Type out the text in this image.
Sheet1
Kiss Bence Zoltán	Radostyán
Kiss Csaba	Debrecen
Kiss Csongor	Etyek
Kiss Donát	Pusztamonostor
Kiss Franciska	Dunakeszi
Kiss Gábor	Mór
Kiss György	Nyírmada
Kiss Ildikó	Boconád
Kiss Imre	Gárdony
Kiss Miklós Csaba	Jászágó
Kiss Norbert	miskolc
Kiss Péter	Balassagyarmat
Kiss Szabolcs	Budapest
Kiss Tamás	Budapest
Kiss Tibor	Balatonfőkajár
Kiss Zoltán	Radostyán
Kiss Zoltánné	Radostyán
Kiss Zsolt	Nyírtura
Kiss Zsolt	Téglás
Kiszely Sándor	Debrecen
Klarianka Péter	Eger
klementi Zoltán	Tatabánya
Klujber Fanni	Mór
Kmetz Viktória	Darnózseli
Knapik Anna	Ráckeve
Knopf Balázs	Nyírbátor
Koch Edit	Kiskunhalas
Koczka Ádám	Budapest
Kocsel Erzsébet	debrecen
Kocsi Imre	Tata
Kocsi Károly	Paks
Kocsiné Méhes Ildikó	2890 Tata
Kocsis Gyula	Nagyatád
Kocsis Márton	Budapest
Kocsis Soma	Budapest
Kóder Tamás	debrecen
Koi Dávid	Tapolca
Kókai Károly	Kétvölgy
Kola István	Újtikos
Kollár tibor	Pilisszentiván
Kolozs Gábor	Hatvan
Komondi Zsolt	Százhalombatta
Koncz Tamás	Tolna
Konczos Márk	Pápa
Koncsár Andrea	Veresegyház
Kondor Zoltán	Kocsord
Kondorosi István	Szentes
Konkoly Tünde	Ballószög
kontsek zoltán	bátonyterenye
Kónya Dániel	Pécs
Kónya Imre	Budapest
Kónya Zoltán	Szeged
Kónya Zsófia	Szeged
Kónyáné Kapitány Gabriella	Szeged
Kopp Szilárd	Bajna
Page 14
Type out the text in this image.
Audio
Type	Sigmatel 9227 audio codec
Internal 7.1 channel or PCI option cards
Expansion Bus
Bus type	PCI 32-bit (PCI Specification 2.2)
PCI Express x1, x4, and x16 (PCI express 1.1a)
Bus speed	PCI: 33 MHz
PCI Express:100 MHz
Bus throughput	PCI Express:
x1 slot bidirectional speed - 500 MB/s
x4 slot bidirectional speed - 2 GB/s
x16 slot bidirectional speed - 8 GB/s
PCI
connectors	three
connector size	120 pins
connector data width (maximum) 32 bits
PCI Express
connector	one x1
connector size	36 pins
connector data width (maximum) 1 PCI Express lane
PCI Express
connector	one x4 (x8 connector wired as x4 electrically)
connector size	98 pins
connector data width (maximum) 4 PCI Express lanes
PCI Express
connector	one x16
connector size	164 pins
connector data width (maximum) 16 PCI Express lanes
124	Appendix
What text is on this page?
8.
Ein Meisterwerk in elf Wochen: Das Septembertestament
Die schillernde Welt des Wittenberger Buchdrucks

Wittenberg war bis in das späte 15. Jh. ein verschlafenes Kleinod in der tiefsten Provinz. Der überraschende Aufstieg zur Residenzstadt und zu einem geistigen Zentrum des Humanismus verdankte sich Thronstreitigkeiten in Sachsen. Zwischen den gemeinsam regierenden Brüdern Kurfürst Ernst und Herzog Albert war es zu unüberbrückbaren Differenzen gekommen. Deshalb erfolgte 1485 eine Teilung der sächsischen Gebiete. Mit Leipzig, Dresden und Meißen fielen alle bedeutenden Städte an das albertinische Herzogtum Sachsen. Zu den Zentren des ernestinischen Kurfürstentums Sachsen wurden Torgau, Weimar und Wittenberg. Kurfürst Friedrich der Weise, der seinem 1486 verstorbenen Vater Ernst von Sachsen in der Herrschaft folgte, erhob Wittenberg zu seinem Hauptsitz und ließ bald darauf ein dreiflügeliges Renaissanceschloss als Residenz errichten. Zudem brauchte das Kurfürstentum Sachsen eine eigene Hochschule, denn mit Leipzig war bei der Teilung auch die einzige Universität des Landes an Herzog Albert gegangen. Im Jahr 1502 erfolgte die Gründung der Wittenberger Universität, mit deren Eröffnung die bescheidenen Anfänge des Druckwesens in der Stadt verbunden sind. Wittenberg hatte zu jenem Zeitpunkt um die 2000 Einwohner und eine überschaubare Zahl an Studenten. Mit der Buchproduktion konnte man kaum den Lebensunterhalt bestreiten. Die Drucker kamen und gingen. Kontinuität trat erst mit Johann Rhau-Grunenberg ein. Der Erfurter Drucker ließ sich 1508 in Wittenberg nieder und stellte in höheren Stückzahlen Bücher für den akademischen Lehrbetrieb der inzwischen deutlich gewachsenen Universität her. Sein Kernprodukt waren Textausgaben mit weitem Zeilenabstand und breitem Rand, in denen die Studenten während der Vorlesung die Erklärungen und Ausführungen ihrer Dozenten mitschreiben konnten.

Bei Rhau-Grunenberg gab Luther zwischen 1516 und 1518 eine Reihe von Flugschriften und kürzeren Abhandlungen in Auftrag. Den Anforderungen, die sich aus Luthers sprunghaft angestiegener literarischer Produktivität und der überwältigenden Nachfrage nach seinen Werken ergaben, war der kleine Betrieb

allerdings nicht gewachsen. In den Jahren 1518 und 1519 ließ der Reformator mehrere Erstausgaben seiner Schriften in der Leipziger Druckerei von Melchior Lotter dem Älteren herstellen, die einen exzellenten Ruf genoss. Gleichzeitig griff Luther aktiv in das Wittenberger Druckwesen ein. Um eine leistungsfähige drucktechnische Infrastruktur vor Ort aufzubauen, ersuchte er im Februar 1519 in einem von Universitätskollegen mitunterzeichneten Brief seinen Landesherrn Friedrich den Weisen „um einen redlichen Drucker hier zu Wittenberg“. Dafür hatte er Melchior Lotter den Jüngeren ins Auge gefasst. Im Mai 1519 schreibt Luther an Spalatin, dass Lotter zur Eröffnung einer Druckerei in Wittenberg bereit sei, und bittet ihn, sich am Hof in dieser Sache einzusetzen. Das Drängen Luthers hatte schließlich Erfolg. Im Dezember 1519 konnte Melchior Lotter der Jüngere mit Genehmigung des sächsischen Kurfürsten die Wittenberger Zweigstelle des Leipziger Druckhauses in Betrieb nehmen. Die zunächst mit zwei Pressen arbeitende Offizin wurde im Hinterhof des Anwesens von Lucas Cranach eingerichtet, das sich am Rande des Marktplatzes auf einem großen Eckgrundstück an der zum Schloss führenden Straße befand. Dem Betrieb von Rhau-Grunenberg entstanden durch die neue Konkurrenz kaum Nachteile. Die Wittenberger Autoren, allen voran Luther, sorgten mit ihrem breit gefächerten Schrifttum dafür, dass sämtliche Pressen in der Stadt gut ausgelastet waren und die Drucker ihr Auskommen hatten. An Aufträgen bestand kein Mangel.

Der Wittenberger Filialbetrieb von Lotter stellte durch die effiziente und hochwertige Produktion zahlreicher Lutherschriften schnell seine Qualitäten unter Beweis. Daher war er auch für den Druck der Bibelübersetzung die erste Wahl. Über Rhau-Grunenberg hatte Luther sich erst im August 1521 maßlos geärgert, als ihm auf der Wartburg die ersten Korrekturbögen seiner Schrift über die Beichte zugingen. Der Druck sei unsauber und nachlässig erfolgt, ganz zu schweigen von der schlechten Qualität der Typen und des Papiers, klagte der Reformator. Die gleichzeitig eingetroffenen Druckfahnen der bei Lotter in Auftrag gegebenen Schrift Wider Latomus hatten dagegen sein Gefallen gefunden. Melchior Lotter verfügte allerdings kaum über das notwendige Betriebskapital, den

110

-*-

Only a number is expected here: the count of lines in the listing that hold the string "Radostyán".

TASK SOLUTION. 3